— Start of EXERCISE DATA —
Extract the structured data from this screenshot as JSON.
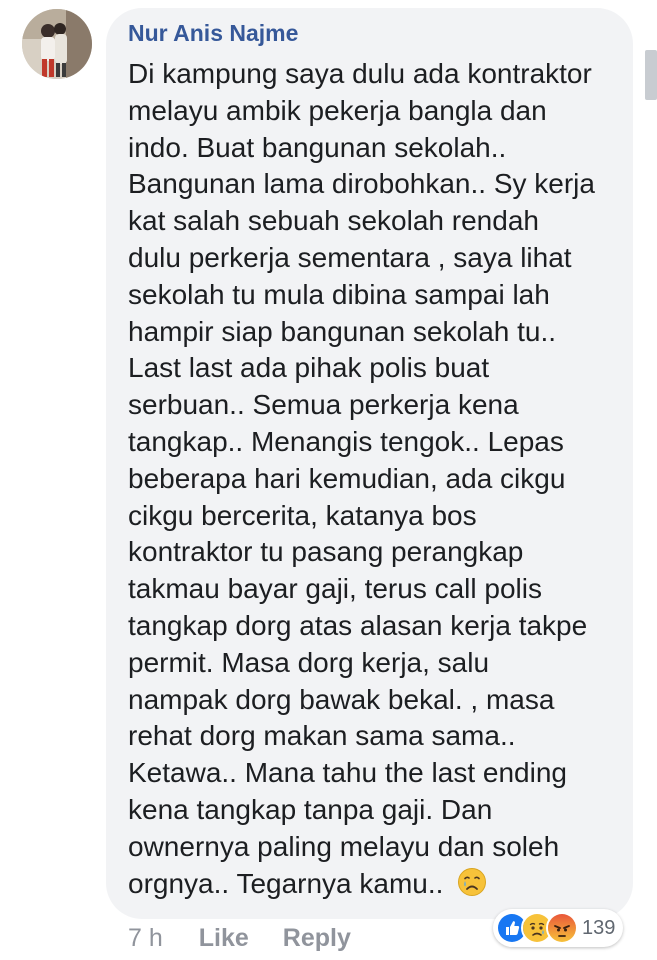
{
  "comment": {
    "author": "Nur Anis Najme",
    "lines": [
      "Di kampung saya dulu ada kontraktor",
      "melayu ambik pekerja bangla dan",
      "indo. Buat bangunan sekolah..",
      "Bangunan lama dirobohkan.. Sy kerja",
      "kat salah sebuah sekolah rendah",
      "dulu perkerja sementara , saya lihat",
      "sekolah tu mula dibina sampai lah",
      "hampir siap bangunan sekolah tu..",
      "Last last ada pihak polis buat",
      "serbuan.. Semua perkerja kena",
      "tangkap..  Menangis tengok.. Lepas",
      "beberapa hari kemudian, ada cikgu",
      "cikgu bercerita, katanya bos",
      "kontraktor tu pasang perangkap",
      "takmau bayar gaji, terus call polis",
      "tangkap dorg atas alasan kerja takpe",
      "permit. Masa dorg kerja,  salu",
      "nampak dorg bawak  bekal. , masa",
      "rehat dorg makan sama sama..",
      "Ketawa..  Mana tahu the last ending",
      "kena tangkap tanpa gaji. Dan",
      "ownernya paling melayu dan soleh",
      "orgnya.. Tegarnya kamu.."
    ],
    "trailing_emoji": "crying-face-icon"
  },
  "actions": {
    "time": "7 h",
    "like_label": "Like",
    "reply_label": "Reply"
  },
  "reactions": {
    "icons": [
      "like-reaction-icon",
      "sad-reaction-icon",
      "angry-reaction-icon"
    ],
    "count": "139"
  },
  "colors": {
    "author": "#365899",
    "text": "#1c1e21",
    "bubble": "#f2f3f5",
    "meta": "#90949c",
    "like_blue": "#1877f2",
    "emoji_yellow": "#f7c23a",
    "angry_red": "#e9573a"
  }
}
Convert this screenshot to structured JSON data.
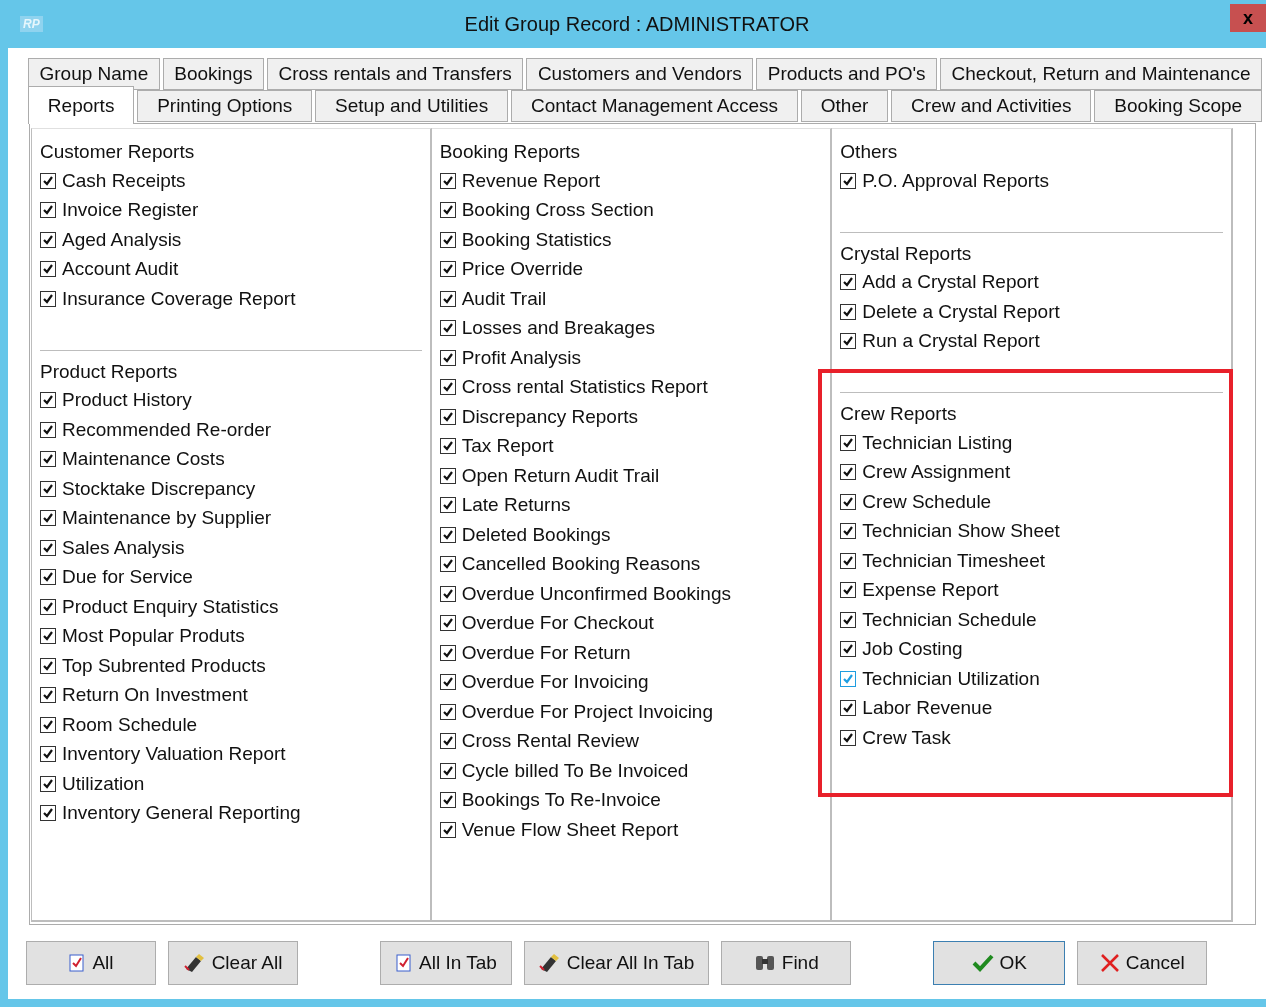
{
  "window": {
    "badge": "RP",
    "title": "Edit Group Record : ADMINISTRATOR",
    "close": "x"
  },
  "tab_rows": [
    [
      {
        "label": "Group Name",
        "selected": false
      },
      {
        "label": "Bookings",
        "selected": false
      },
      {
        "label": "Cross rentals and Transfers",
        "selected": false
      },
      {
        "label": "Customers and Vendors",
        "selected": false
      },
      {
        "label": "Products and PO's",
        "selected": false
      },
      {
        "label": "Checkout, Return and Maintenance",
        "selected": false
      }
    ],
    [
      {
        "label": "Reports",
        "selected": true
      },
      {
        "label": "Printing Options",
        "selected": false
      },
      {
        "label": "Setup and Utilities",
        "selected": false
      },
      {
        "label": "Contact Management Access",
        "selected": false
      },
      {
        "label": "Other",
        "selected": false
      },
      {
        "label": "Crew and Activities",
        "selected": false
      },
      {
        "label": "Booking Scope",
        "selected": false
      }
    ]
  ],
  "columns": [
    {
      "sections": [
        {
          "title": "Customer Reports",
          "highlighted": false,
          "items": [
            {
              "label": "Cash Receipts",
              "checked": true
            },
            {
              "label": "Invoice Register",
              "checked": true
            },
            {
              "label": "Aged Analysis",
              "checked": true
            },
            {
              "label": "Account Audit",
              "checked": true
            },
            {
              "label": "Insurance Coverage Report",
              "checked": true
            }
          ]
        },
        {
          "title": "Product Reports",
          "highlighted": false,
          "items": [
            {
              "label": "Product History",
              "checked": true
            },
            {
              "label": "Recommended Re-order",
              "checked": true
            },
            {
              "label": "Maintenance Costs",
              "checked": true
            },
            {
              "label": "Stocktake Discrepancy",
              "checked": true
            },
            {
              "label": "Maintenance by Supplier",
              "checked": true
            },
            {
              "label": "Sales Analysis",
              "checked": true
            },
            {
              "label": "Due for Service",
              "checked": true
            },
            {
              "label": "Product Enquiry Statistics",
              "checked": true
            },
            {
              "label": "Most Popular Produts",
              "checked": true
            },
            {
              "label": "Top Subrented Products",
              "checked": true
            },
            {
              "label": "Return On Investment",
              "checked": true
            },
            {
              "label": "Room Schedule",
              "checked": true
            },
            {
              "label": "Inventory Valuation Report",
              "checked": true
            },
            {
              "label": "Utilization",
              "checked": true
            },
            {
              "label": "Inventory General Reporting",
              "checked": true
            }
          ]
        }
      ]
    },
    {
      "sections": [
        {
          "title": "Booking Reports",
          "highlighted": false,
          "items": [
            {
              "label": "Revenue Report",
              "checked": true
            },
            {
              "label": "Booking Cross Section",
              "checked": true
            },
            {
              "label": "Booking Statistics",
              "checked": true
            },
            {
              "label": "Price Override",
              "checked": true
            },
            {
              "label": "Audit Trail",
              "checked": true
            },
            {
              "label": "Losses and Breakages",
              "checked": true
            },
            {
              "label": "Profit Analysis",
              "checked": true
            },
            {
              "label": "Cross rental Statistics Report",
              "checked": true
            },
            {
              "label": "Discrepancy Reports",
              "checked": true
            },
            {
              "label": "Tax Report",
              "checked": true
            },
            {
              "label": "Open Return Audit Trail",
              "checked": true
            },
            {
              "label": "Late Returns",
              "checked": true
            },
            {
              "label": "Deleted Bookings",
              "checked": true
            },
            {
              "label": "Cancelled Booking Reasons",
              "checked": true
            },
            {
              "label": "Overdue Unconfirmed Bookings",
              "checked": true
            },
            {
              "label": "Overdue For Checkout",
              "checked": true
            },
            {
              "label": "Overdue For Return",
              "checked": true
            },
            {
              "label": "Overdue For Invoicing",
              "checked": true
            },
            {
              "label": "Overdue For Project Invoicing",
              "checked": true
            },
            {
              "label": "Cross Rental Review",
              "checked": true
            },
            {
              "label": "Cycle billed To Be Invoiced",
              "checked": true
            },
            {
              "label": "Bookings To Re-Invoice",
              "checked": true
            },
            {
              "label": "Venue Flow Sheet Report",
              "checked": true
            }
          ]
        }
      ]
    },
    {
      "sections": [
        {
          "title": "Others",
          "highlighted": false,
          "items": [
            {
              "label": "P.O. Approval Reports",
              "checked": true
            }
          ]
        },
        {
          "title": "Crystal Reports",
          "highlighted": false,
          "items": [
            {
              "label": "Add a Crystal Report",
              "checked": true
            },
            {
              "label": "Delete a Crystal Report",
              "checked": true
            },
            {
              "label": "Run a Crystal Report",
              "checked": true
            }
          ]
        },
        {
          "title": "Crew Reports",
          "highlighted": true,
          "items": [
            {
              "label": "Technician Listing",
              "checked": true,
              "hovered": false
            },
            {
              "label": "Crew Assignment",
              "checked": true,
              "hovered": false
            },
            {
              "label": "Crew Schedule",
              "checked": true,
              "hovered": false
            },
            {
              "label": "Technician Show Sheet",
              "checked": true,
              "hovered": false
            },
            {
              "label": "Technician Timesheet",
              "checked": true,
              "hovered": false
            },
            {
              "label": "Expense Report",
              "checked": true,
              "hovered": false
            },
            {
              "label": "Technician Schedule",
              "checked": true,
              "hovered": false
            },
            {
              "label": "Job Costing",
              "checked": true,
              "hovered": false
            },
            {
              "label": "Technician Utilization",
              "checked": true,
              "hovered": true
            },
            {
              "label": "Labor Revenue",
              "checked": true,
              "hovered": false
            },
            {
              "label": "Crew Task",
              "checked": true,
              "hovered": false
            }
          ]
        }
      ]
    }
  ],
  "buttons": [
    {
      "kind": "check-all",
      "label": "All"
    },
    {
      "kind": "clear",
      "label": "Clear All"
    },
    {
      "kind": "gap"
    },
    {
      "kind": "check-all",
      "label": "All In Tab"
    },
    {
      "kind": "clear",
      "label": "Clear All In Tab"
    },
    {
      "kind": "find",
      "label": "Find"
    },
    {
      "kind": "gap"
    },
    {
      "kind": "ok",
      "label": "OK"
    },
    {
      "kind": "cancel",
      "label": "Cancel"
    }
  ]
}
— End of EXERCISE DATA —
## EXERCISE AIM
Make a copy of each line that contains the string "Technician".

## TASK OUTPUT
              "label": "Technician Listing",
              "label": "Technician Show Sheet",
              "label": "Technician Timesheet",
              "label": "Technician Schedule",
              "label": "Technician Utilization",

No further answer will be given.